▸ What to do
How many of the lines below hold the word "Split"? Answer only with the number.
----
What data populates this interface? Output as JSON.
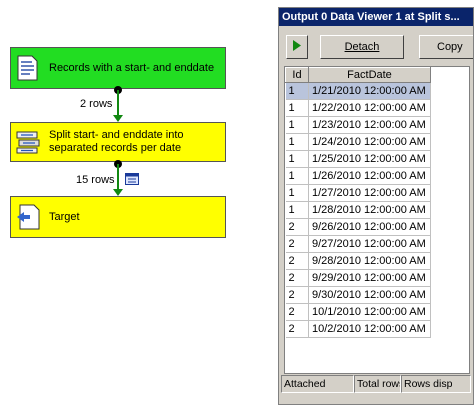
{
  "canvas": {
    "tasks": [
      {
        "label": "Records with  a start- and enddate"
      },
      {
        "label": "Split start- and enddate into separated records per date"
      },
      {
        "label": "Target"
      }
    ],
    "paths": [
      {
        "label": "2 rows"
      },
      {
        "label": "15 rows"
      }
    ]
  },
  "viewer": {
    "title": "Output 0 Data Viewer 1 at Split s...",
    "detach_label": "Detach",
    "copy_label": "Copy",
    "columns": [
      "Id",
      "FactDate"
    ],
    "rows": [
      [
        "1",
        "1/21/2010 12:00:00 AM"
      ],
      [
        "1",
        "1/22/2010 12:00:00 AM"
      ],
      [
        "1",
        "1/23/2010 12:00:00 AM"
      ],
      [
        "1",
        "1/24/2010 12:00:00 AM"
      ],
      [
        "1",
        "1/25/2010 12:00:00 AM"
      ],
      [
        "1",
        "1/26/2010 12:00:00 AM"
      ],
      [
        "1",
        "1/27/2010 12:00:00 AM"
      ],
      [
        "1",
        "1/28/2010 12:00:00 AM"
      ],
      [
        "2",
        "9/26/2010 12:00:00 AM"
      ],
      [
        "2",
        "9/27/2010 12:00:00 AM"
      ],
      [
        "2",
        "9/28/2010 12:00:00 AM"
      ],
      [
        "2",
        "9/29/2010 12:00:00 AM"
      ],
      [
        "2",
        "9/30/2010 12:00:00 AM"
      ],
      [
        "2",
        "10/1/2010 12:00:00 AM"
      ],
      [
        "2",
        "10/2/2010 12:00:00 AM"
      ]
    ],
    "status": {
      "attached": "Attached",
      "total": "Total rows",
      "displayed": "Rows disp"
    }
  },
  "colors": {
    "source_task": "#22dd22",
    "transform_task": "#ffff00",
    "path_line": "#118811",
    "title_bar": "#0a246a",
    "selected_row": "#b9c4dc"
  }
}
----
▸ Output for this exercise
2